● **Task requirements**
Comb the records below for the string "Jeremy" and copy each line where it turns up.

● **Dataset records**
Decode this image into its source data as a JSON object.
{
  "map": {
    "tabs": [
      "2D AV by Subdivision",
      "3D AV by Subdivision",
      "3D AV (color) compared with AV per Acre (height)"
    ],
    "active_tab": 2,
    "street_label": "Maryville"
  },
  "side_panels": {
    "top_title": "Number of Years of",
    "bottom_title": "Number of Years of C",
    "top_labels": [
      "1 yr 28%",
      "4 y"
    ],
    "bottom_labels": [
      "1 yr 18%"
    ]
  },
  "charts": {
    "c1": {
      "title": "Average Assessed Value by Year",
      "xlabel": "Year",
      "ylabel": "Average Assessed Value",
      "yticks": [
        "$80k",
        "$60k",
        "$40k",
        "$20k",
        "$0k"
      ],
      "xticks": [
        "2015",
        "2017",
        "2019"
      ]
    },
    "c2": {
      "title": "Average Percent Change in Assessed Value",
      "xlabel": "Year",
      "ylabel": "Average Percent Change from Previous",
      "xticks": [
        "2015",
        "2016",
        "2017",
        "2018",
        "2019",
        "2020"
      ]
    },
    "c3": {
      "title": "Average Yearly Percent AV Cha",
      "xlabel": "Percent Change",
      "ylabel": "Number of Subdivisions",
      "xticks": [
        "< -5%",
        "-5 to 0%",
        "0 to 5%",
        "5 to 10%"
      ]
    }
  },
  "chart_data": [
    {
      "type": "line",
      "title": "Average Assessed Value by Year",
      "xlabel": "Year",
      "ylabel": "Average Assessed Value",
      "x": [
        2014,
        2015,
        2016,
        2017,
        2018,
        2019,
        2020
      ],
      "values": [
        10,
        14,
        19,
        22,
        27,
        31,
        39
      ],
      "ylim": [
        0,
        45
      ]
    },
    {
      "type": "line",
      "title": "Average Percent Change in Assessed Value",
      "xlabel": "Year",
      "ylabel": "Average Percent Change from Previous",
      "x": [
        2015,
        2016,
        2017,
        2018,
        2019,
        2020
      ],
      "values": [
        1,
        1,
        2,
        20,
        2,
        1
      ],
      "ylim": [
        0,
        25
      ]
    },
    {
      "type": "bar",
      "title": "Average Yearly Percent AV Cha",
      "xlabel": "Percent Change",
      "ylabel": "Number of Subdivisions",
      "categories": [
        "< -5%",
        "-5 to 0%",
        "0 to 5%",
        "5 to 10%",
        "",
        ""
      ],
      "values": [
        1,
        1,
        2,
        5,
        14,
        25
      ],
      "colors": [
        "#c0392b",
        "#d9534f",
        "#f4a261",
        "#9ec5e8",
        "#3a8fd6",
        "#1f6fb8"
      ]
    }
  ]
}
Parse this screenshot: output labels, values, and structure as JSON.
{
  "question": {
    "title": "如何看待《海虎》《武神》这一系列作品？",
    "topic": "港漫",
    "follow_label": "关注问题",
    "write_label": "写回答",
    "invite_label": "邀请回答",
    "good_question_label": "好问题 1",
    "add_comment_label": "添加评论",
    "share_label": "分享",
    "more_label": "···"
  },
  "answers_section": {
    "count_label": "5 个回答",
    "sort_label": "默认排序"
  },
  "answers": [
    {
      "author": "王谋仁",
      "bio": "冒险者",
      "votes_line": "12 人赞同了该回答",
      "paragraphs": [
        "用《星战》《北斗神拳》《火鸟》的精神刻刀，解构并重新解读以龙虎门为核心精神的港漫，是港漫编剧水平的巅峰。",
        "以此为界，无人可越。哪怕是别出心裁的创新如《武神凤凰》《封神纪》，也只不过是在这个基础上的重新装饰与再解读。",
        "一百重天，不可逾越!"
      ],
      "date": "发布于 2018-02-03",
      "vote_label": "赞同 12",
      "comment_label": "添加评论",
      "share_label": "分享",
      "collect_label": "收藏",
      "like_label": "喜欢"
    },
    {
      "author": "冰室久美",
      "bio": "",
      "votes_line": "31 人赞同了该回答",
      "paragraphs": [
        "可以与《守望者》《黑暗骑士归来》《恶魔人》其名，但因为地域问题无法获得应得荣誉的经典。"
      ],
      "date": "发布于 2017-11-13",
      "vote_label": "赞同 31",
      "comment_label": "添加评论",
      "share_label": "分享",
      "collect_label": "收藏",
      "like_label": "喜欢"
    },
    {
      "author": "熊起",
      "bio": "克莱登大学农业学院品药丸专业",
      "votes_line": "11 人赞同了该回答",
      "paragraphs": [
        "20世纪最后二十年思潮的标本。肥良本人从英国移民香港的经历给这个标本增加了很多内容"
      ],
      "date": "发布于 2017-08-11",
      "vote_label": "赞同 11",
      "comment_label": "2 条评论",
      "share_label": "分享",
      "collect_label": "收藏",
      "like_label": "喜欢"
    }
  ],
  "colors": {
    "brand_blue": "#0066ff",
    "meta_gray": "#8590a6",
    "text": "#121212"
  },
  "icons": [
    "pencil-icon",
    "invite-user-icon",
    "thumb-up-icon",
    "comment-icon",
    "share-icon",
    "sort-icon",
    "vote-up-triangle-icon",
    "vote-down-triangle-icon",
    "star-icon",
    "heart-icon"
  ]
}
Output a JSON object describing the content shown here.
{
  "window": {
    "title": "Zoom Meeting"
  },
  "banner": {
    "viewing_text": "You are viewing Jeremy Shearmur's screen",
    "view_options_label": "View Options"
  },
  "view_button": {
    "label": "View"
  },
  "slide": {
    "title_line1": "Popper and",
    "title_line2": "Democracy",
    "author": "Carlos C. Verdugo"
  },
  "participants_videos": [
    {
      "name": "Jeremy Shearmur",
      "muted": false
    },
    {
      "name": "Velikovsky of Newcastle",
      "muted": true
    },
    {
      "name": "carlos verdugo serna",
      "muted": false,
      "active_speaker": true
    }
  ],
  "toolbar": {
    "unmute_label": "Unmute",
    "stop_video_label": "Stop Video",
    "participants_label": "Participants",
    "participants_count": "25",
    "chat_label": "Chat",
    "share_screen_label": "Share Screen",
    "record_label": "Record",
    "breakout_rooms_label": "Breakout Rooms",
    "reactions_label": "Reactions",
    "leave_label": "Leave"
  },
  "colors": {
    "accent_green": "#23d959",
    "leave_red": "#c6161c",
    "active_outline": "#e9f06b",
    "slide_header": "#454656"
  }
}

● **In response**
    "viewing_text": "You are viewing Jeremy Shearmur's screen",
      "name": "Jeremy Shearmur",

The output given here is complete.